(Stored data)
:::::

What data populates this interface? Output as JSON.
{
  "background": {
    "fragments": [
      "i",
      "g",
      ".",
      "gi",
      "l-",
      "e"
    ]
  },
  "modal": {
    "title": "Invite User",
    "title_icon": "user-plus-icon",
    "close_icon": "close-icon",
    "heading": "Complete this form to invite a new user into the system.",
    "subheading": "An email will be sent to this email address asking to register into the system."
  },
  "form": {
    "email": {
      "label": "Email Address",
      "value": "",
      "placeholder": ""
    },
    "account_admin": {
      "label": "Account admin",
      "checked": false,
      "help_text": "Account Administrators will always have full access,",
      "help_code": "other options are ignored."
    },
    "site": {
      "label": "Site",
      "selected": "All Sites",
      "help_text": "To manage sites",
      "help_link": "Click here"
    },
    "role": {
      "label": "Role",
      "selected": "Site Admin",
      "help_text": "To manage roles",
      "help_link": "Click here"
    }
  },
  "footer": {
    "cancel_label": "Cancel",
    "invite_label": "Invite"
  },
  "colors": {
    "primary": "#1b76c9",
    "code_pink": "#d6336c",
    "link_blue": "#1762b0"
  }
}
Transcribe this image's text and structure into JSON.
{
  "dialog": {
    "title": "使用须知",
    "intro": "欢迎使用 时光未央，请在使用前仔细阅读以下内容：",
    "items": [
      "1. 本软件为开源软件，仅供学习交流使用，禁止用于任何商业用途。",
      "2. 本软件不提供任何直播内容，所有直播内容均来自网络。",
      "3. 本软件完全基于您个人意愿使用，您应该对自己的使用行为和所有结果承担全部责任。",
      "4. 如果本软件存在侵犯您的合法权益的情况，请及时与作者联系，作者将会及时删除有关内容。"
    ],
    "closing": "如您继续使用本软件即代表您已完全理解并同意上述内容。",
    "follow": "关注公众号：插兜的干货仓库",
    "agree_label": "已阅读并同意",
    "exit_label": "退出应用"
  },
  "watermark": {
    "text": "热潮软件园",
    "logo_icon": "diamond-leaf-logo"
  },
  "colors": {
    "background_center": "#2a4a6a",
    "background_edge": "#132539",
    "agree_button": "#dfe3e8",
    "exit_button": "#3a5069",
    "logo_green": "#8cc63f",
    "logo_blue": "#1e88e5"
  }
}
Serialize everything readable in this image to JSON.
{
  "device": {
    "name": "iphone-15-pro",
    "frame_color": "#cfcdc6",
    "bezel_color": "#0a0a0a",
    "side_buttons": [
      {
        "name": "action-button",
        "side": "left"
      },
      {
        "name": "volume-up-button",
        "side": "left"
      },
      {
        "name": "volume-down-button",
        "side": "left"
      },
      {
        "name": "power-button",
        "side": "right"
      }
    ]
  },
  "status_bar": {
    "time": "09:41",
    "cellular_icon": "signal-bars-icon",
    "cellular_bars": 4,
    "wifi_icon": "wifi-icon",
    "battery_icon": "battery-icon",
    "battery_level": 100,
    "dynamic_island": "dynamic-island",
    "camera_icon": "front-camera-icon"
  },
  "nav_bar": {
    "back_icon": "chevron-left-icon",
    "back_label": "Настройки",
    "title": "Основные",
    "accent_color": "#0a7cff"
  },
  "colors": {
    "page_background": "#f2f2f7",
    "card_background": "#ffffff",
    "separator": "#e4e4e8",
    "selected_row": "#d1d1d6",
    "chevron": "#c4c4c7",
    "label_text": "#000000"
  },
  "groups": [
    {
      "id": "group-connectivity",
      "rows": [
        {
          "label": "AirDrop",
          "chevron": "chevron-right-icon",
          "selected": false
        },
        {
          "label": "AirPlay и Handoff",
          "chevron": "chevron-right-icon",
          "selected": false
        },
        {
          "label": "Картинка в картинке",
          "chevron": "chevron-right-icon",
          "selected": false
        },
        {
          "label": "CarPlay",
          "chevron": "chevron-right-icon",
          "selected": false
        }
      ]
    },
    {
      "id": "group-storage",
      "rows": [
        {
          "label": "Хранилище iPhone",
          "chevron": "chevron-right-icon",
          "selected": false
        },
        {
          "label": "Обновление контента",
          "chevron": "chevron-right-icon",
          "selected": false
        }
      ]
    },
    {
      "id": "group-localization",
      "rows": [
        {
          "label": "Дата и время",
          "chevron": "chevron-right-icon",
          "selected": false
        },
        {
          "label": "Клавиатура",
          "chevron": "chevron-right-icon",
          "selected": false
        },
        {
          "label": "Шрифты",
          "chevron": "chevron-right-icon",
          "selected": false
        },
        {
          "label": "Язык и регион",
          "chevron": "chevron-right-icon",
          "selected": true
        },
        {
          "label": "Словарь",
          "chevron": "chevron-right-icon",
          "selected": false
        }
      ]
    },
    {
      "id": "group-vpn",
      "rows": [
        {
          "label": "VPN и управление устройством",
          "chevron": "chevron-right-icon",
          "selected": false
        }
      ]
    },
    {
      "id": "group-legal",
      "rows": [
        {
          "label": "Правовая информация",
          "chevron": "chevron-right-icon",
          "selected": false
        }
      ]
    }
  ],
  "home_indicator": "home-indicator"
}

:::::

SET EXERCISE -
Locate each line containing the string "manage" and show it.

THE REPLY -
      "help_text": "To manage sites",
      "help_text": "To manage roles",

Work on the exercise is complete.